[Testo di partenza]
I testi utilizzati da Scheggi per la stesura dei dialoghi e del copione portano a domandarsi quale fosse il significato delle complesse associazioni letterarie. Qui distinguiamo il primo e il terzo momento con i nove punti di Ulrico Molitoris, insieme all’enunciazione delle usanze omicide e peccaminose perpetrate dalla stregoneria e le riflessioni sul coincidere d’essenza degli angeli con il diavolo. Il secondo momento con “il tempo come condizione” da Christopher Marlowe, il quarto momento con “il tempo come catarsi” estratto dalla Bibbia. Risulta naturale notare come la pianificazione, la schematizzazione e il rigore nel progettare tutto l’evento fosse in forte contrasto con il contenuto dei testi appena citati, inerenti a tematiche onirico-religiose. È possibile pensare che l’azione venne realizzata nel tentativo di sfuggire al ‘carnevale cosmopolitico’ e dall’essere vissuta da spettatori distaccati incapaci di partecipazione o coinvolgimento.

[Voci fornite]
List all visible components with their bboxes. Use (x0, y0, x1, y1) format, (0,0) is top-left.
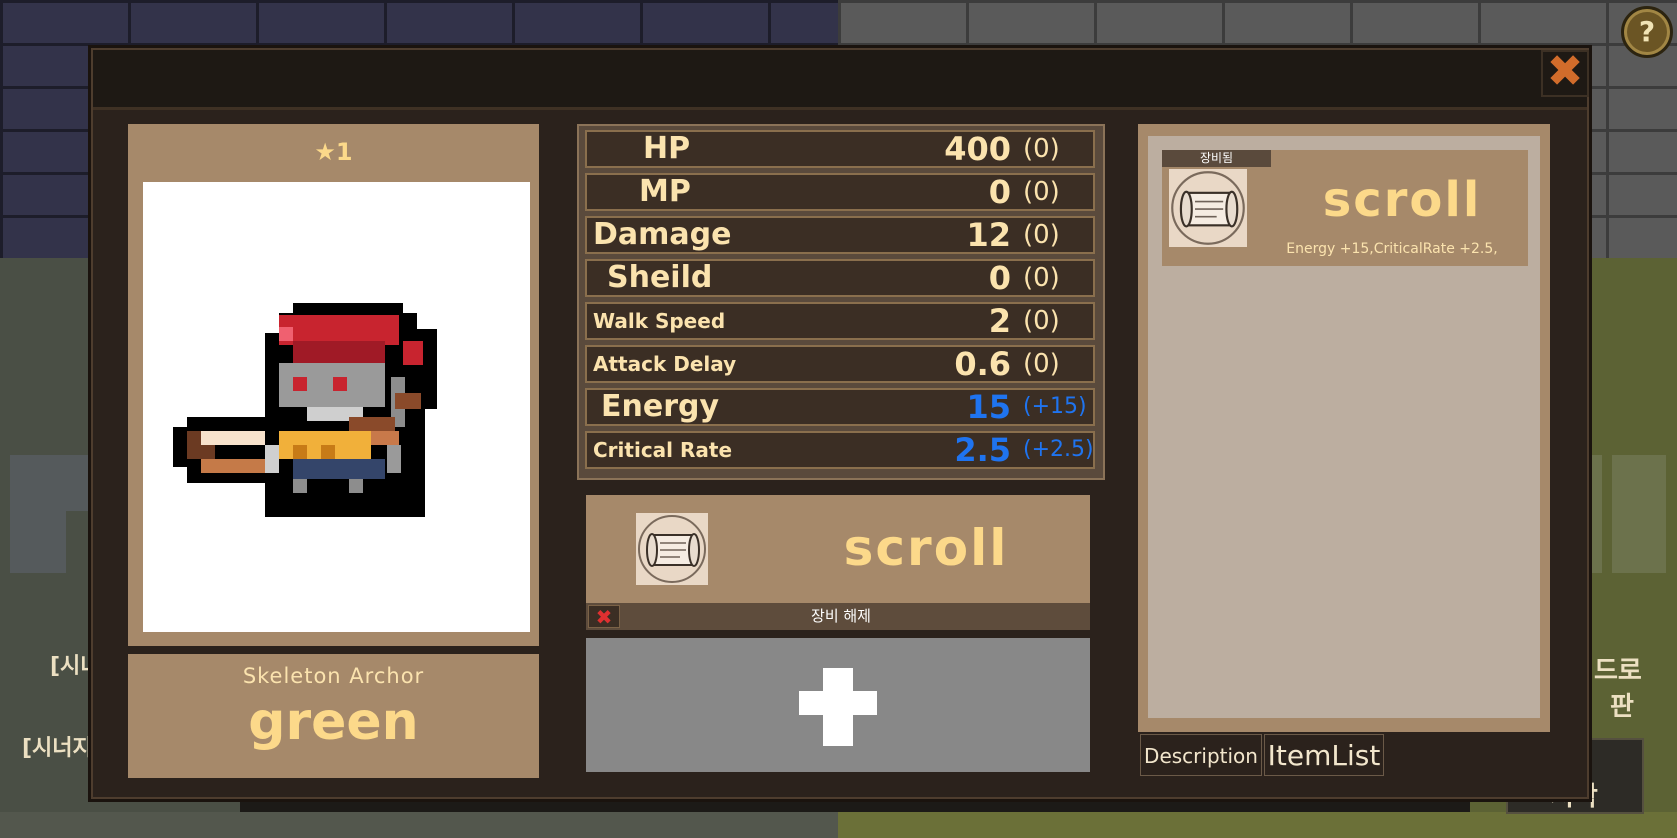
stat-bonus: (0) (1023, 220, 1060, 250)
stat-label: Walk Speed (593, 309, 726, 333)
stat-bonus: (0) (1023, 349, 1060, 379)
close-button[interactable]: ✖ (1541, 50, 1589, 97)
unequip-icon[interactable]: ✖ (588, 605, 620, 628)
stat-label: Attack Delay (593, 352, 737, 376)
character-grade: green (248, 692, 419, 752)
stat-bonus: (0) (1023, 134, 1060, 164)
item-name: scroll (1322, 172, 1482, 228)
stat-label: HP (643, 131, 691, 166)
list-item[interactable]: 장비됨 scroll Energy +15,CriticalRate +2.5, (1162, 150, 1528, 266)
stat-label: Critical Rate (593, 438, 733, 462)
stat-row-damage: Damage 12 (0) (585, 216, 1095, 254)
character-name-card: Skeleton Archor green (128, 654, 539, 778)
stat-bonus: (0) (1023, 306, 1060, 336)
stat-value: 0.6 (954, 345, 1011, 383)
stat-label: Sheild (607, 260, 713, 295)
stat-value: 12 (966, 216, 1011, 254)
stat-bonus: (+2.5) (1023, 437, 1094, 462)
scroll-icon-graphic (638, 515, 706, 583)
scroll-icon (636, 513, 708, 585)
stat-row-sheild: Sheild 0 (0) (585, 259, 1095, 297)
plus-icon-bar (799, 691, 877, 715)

[Cosa fare]
a) Secondo il testo di partenza, da quale fonte è estratto «il tempo come catarsi» usato nel quarto momento?
b) Riscrivi in forma più concisa il paragrafo del testo di partenza che comincia con «I testi utilizzati da Scheggi», conservandone i fatti principali.
c) Elenca tutte le fonti che il testo di partenza indica per i vari momenti, specificando a quale momento corrisponde ciascuna.

[Risultati per compito]
a) Dalla Bibbia.

b) I testi scelti da Scheggi per dialoghi e copione sollevano interrogativi sul significato delle loro complesse associazioni letterarie. Il primo e il terzo momento si basano sui nove punti di Ulrico Molitoris. A questi si aggiungono le usanze omicide e peccaminose della stregoneria e le riflessioni sulla coincidenza d'essenza tra angeli e diavolo. Il secondo momento riprende «il tempo come condizione» da Christopher Marlowe, il quarto «il tempo come catarsi» dalla Bibbia. Il rigore con cui fu progettato l'evento contrasta nettamente con questi contenuti onirico-religiosi. L'azione potrebbe essere nata per sfuggire al ‘carnevale cosmopolitico’ e all'essere vissuta da spettatori distaccati, incapaci di partecipazione o coinvolgimento.

c)
- Ulrico Molitoris (i nove punti): primo e terzo momento
- Christopher Marlowe («il tempo come condizione»): secondo momento
- La Bibbia («il tempo come catarsi»): quarto momento